**Supplied data**

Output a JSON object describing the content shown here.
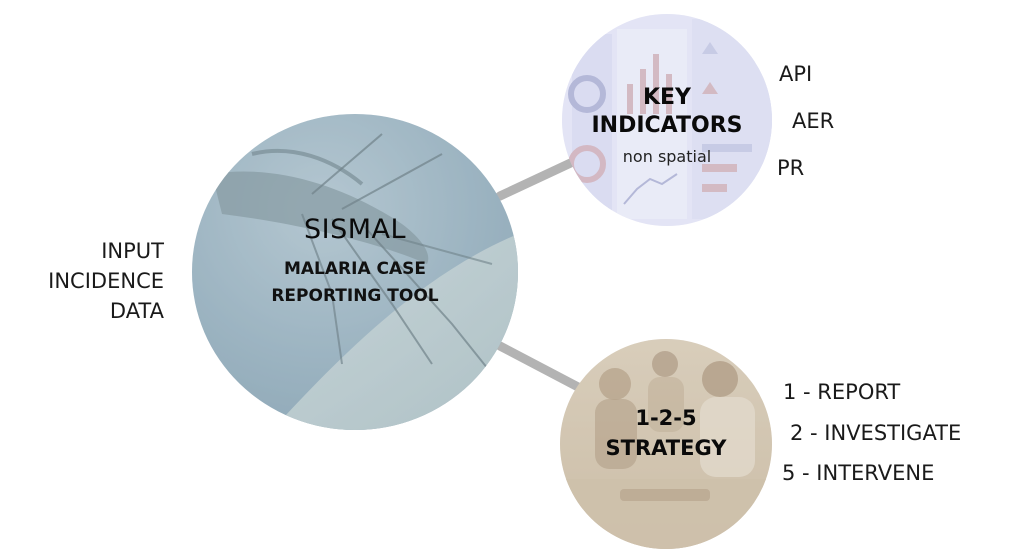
{
  "input_label": {
    "lines": [
      "INPUT",
      "INCIDENCE",
      "DATA"
    ]
  },
  "main_node": {
    "title": "SISMAL",
    "subtitle_lines": [
      "MALARIA CASE",
      "REPORTING TOOL"
    ]
  },
  "key_indicators_node": {
    "title_lines": [
      "KEY",
      "INDICATORS"
    ],
    "subtitle": "non spatial",
    "indicators": [
      "API",
      "AER",
      "PR"
    ]
  },
  "strategy_node": {
    "title_lines": [
      "1-2-5",
      "STRATEGY"
    ],
    "steps": [
      "1 - REPORT",
      "2 - INVESTIGATE",
      "5 - INTERVENE"
    ]
  },
  "colors": {
    "connector": "#b3b3b3",
    "main_circle": "#9fb6c3",
    "key_circle": "#dcdff3",
    "strategy_circle": "#d2c6b2"
  },
  "icons": {
    "main_circle_background": "mosquito-photo",
    "key_circle_background": "dashboard-screenshot",
    "strategy_circle_background": "field-workers-photo"
  }
}
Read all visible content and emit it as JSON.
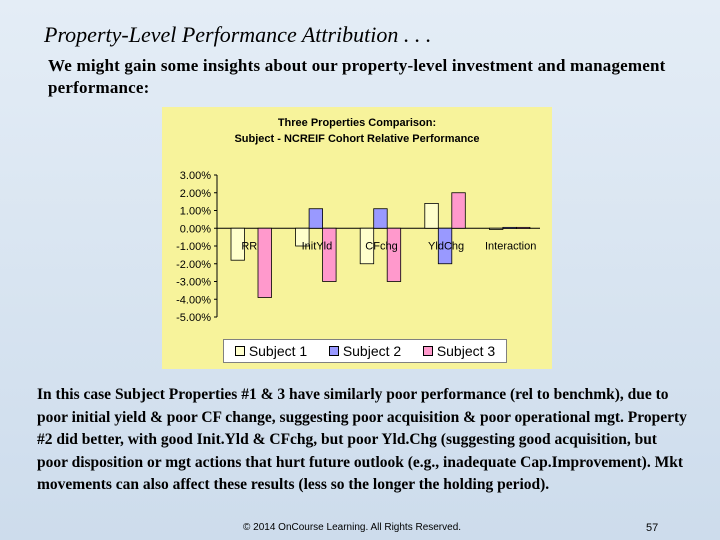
{
  "slide": {
    "title": "Property-Level Performance Attribution . . .",
    "intro": "We might gain some insights about our property-level investment and management performance:",
    "body": "In this case Subject Properties #1 & 3 have similarly poor performance (rel to benchmk), due to poor initial yield & poor CF change, suggesting poor acquisition & poor operational mgt. Property #2 did better, with good Init.Yld & CFchg, but poor Yld.Chg (suggesting good acquisition, but poor disposition or mgt actions that hurt future outlook (e.g., inadequate Cap.Improvement). Mkt movements can also affect these results (less so the longer the holding period).",
    "copyright": "© 2014 OnCourse Learning. All Rights Reserved.",
    "page_number": "57"
  },
  "chart_data": {
    "type": "bar",
    "title": "Three Properties Comparison:",
    "subtitle": "Subject - NCREIF Cohort Relative Performance",
    "categories": [
      "RR",
      "InitYld",
      "CFchg",
      "YldChg",
      "Interaction"
    ],
    "series": [
      {
        "name": "Subject 1",
        "color": "#ffffcc",
        "values": [
          -1.8,
          -1.0,
          -2.0,
          1.4,
          -0.05
        ]
      },
      {
        "name": "Subject 2",
        "color": "#9999ff",
        "values": [
          0.0,
          1.1,
          1.1,
          -2.0,
          0.05
        ]
      },
      {
        "name": "Subject 3",
        "color": "#ff99cc",
        "values": [
          -3.9,
          -3.0,
          -3.0,
          2.0,
          0.05
        ]
      }
    ],
    "ylim": [
      -5,
      3
    ],
    "yticks": [
      "3.00%",
      "2.00%",
      "1.00%",
      "0.00%",
      "-1.00%",
      "-2.00%",
      "-3.00%",
      "-4.00%",
      "-5.00%"
    ],
    "ytick_values": [
      3,
      2,
      1,
      0,
      -1,
      -2,
      -3,
      -4,
      -5
    ],
    "legend_position": "bottom",
    "grid": false
  }
}
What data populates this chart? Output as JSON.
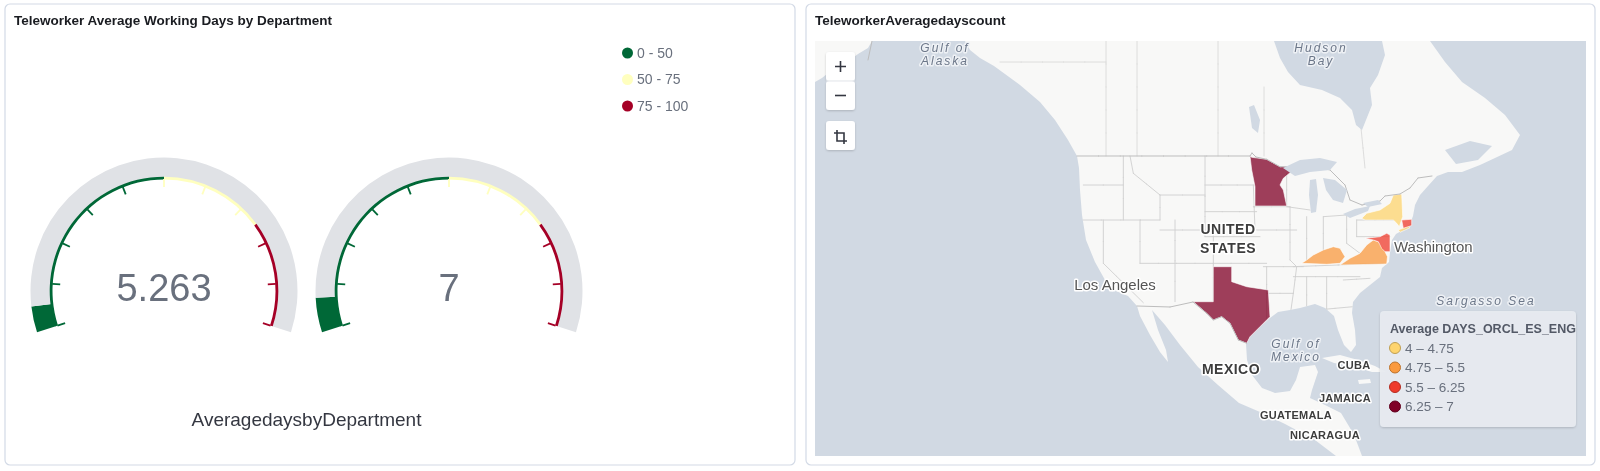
{
  "chart_data": [
    {
      "type": "donut",
      "title": "Teleworker Average Working Days by Department",
      "xlabel": "AveragedaysbyDepartment",
      "categories": [
        "0 - 50",
        "50 - 75",
        "75 - 100"
      ],
      "series": [
        {
          "values": [
            50,
            25,
            25
          ],
          "colors": [
            "#006837",
            "#ffffbf",
            "#a50026"
          ]
        },
        {
          "values": [
            5.263,
            94.737,
            null
          ],
          "colors": [
            "#006837",
            "#e0e2e6",
            null
          ]
        }
      ],
      "legend": "top right",
      "annotations": [
        "5.263"
      ]
    },
    {
      "type": "donut",
      "categories": [
        null,
        null,
        null
      ],
      "series": [
        {
          "values": [
            50,
            25,
            25
          ],
          "colors": [
            "#006837",
            "#ffffbf",
            "#a50026"
          ]
        },
        {
          "values": [
            7,
            93,
            null
          ],
          "colors": [
            "#006837",
            "#e0e2e6",
            null
          ]
        }
      ],
      "annotations": [
        "7"
      ]
    },
    {
      "type": "other",
      "title": "TeleworkerAveragedayscount",
      "legend_title": "Average DAYS_ORCL_ES_ENG",
      "categories": [
        "4 – 4.75",
        "4.75 – 5.5",
        "5.5 – 6.25",
        "6.25 – 7"
      ],
      "colors": [
        "#fed46e",
        "#fa9a3f",
        "#ef3b2c",
        "#800026"
      ],
      "annotations": [
        "Gulf of Alaska",
        "Hudson Bay",
        "UNITED STATES",
        "Los Angeles",
        "Washington",
        "MEXICO",
        "Gulf of Mexico",
        "CUBA",
        "Sargasso Sea",
        "JAMAICA",
        "GUATEMALA",
        "NICARAGUA"
      ]
    }
  ]
}
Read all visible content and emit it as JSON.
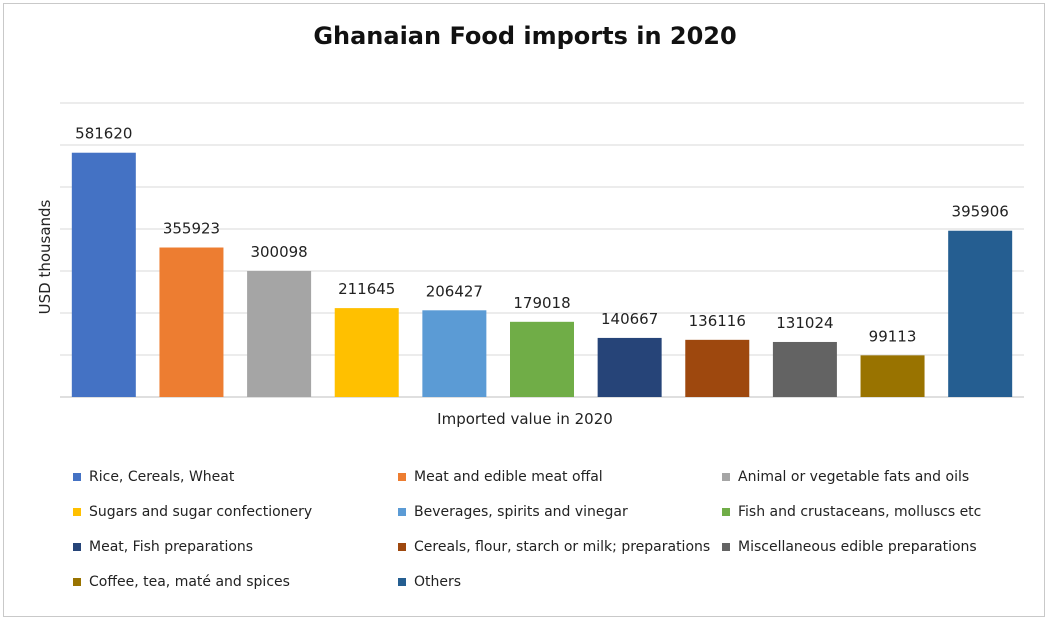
{
  "chart_data": {
    "type": "bar",
    "title": "Ghanaian Food imports in 2020",
    "ylabel": "USD thousands",
    "xlabel": "Imported value in 2020",
    "ylim": [
      0,
      700000
    ],
    "grid": true,
    "legend_position": "bottom",
    "series": [
      {
        "name": "Rice, Cereals, Wheat",
        "value": 581620,
        "color": "#4472C4"
      },
      {
        "name": "Meat and edible meat offal",
        "value": 355923,
        "color": "#ED7D31"
      },
      {
        "name": "Animal or vegetable fats and oils",
        "value": 300098,
        "color": "#A5A5A5"
      },
      {
        "name": "Sugars and sugar confectionery",
        "value": 211645,
        "color": "#FFC000"
      },
      {
        "name": "Beverages, spirits and vinegar",
        "value": 206427,
        "color": "#5B9BD5"
      },
      {
        "name": "Fish and crustaceans, molluscs etc",
        "value": 179018,
        "color": "#70AD47"
      },
      {
        "name": "Meat, Fish preparations",
        "value": 140667,
        "color": "#264478"
      },
      {
        "name": "Cereals, flour, starch or milk; preparations",
        "value": 136116,
        "color": "#9E480E"
      },
      {
        "name": "Miscellaneous edible preparations",
        "value": 131024,
        "color": "#636363"
      },
      {
        "name": "Coffee, tea, maté and spices",
        "value": 99113,
        "color": "#997300"
      },
      {
        "name": "Others",
        "value": 395906,
        "color": "#255E91"
      }
    ]
  }
}
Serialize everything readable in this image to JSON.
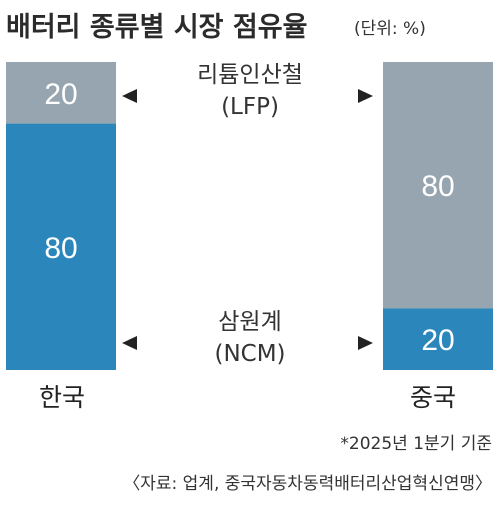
{
  "chart_data": {
    "type": "bar",
    "stacked": true,
    "normalized": true,
    "title": "배터리 종류별 시장 점유율",
    "unit": "(단위: %)",
    "categories": [
      "한국",
      "중국"
    ],
    "series": [
      {
        "name": "리튬인산철",
        "name_sub": "(LFP)",
        "values": [
          20,
          80
        ],
        "color": "#97a5b0"
      },
      {
        "name": "삼원계",
        "name_sub": "(NCM)",
        "values": [
          80,
          20
        ],
        "color": "#2b86bb"
      }
    ],
    "value_labels": {
      "korea_lfp": "20",
      "korea_ncm": "80",
      "china_lfp": "80",
      "china_ncm": "20"
    },
    "ylim": [
      0,
      100
    ],
    "note": "*2025년 1분기 기준",
    "source": "〈자료: 업계, 중국자동차동력배터리산업혁신연맹〉"
  }
}
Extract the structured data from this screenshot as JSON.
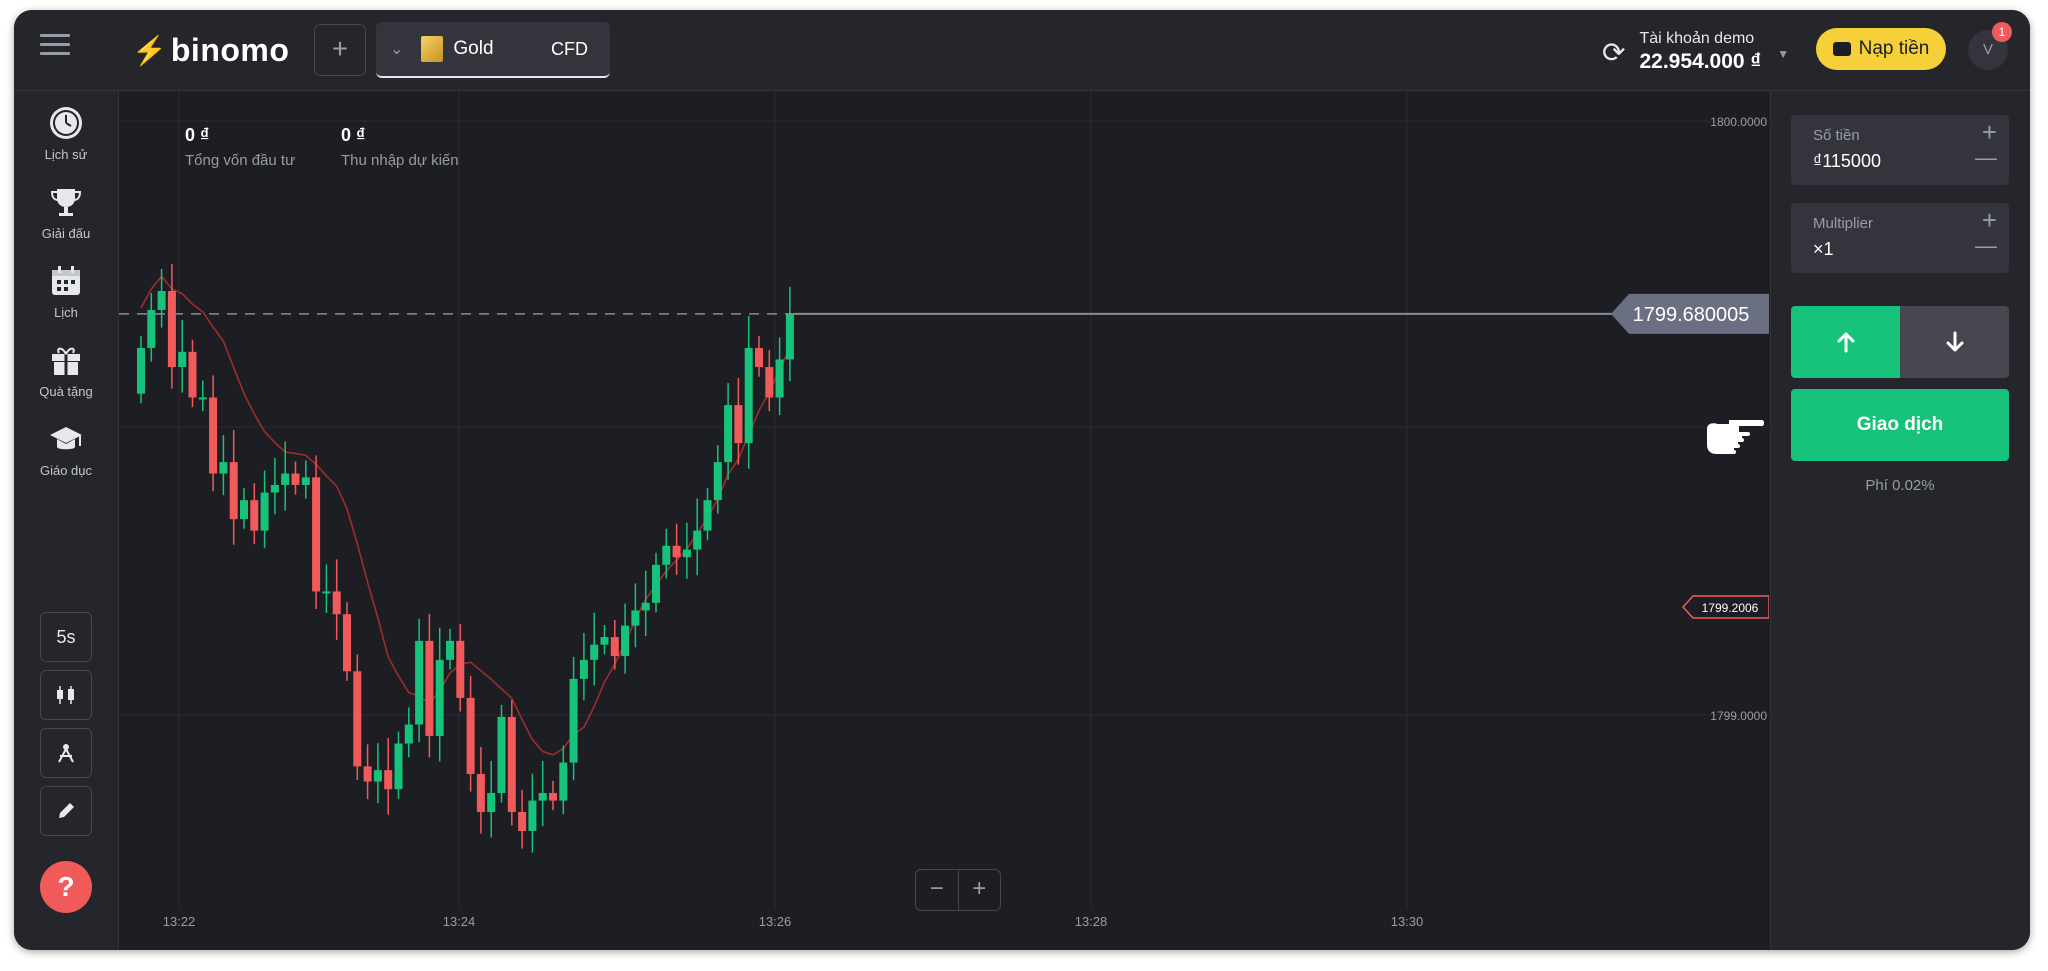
{
  "header": {
    "brand": "binomo",
    "asset": {
      "name": "Gold",
      "type": "CFD"
    },
    "account": {
      "label": "Tài khoản demo",
      "balance": "22.954.000 ₫"
    },
    "deposit_label": "Nạp tiền",
    "avatar_letter": "V",
    "notification_count": "1",
    "add_asset_label": "+"
  },
  "sidebar": {
    "items": [
      {
        "label": "Lịch sử",
        "icon": "clock-icon"
      },
      {
        "label": "Giải đấu",
        "icon": "trophy-icon"
      },
      {
        "label": "Lịch",
        "icon": "calendar-icon"
      },
      {
        "label": "Quà tặng",
        "icon": "gift-icon"
      },
      {
        "label": "Giáo dục",
        "icon": "graduation-cap-icon"
      }
    ],
    "tools": {
      "timeframe_label": "5s",
      "chart_type_icon": "candles-icon",
      "indicators_icon": "indicators-icon",
      "drawing_icon": "pencil-icon"
    },
    "help_label": "?"
  },
  "chart": {
    "stats": [
      {
        "value": "0 ₫",
        "label": "Tổng vốn đầu tư"
      },
      {
        "value": "0 ₫",
        "label": "Thu nhập dự kiến"
      }
    ],
    "current_price": "1799.680005",
    "marker_price": "1799.2006",
    "zoom_out_label": "−",
    "zoom_in_label": "+"
  },
  "chart_data": {
    "type": "candlestick",
    "y_ticks": [
      "1800.0000",
      "1799.0000"
    ],
    "x_ticks": [
      "13:22",
      "13:24",
      "13:26",
      "13:28",
      "13:30"
    ],
    "candle_values": [
      0.12,
      0.1,
      0.05,
      -0.2,
      0.04,
      -0.12,
      0.0,
      -0.2,
      0.03,
      -0.15,
      0.05,
      -0.08,
      0.1,
      0.02,
      0.03,
      -0.03,
      0.02,
      -0.3,
      0.0,
      -0.06,
      -0.15,
      -0.25,
      -0.04,
      0.03,
      -0.05,
      0.12,
      0.05,
      0.22,
      -0.25,
      0.2,
      0.05,
      -0.15,
      -0.2,
      -0.1,
      0.05,
      0.2,
      -0.25,
      -0.05,
      0.08,
      0.02,
      -0.02,
      0.1,
      0.22,
      0.05,
      0.04,
      0.02,
      -0.05,
      0.08,
      0.04,
      0.02,
      0.1,
      0.05,
      -0.03,
      0.02,
      0.05,
      0.08,
      0.1,
      0.15,
      -0.1,
      0.25,
      -0.05,
      -0.08,
      0.1,
      0.12
    ]
  },
  "trade_panel": {
    "amount": {
      "label": "Số tiền",
      "value": "₫115000"
    },
    "multiplier": {
      "label": "Multiplier",
      "value": "×1"
    },
    "trade_label": "Giao dịch",
    "fee": "Phí 0.02%",
    "up_icon": "arrow-up-icon",
    "down_icon": "arrow-down-icon"
  },
  "colors": {
    "up": "#17c27b",
    "down": "#f05a5a",
    "accent_yellow": "#f6d038",
    "background": "#1d1e23"
  }
}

**Your objective**
Using the entries above, return each line in which the word "Output" occurs.

**Solution to this exercise**
Output a JSON object describing the content shown here.
What data populates this chart? Output as JSON.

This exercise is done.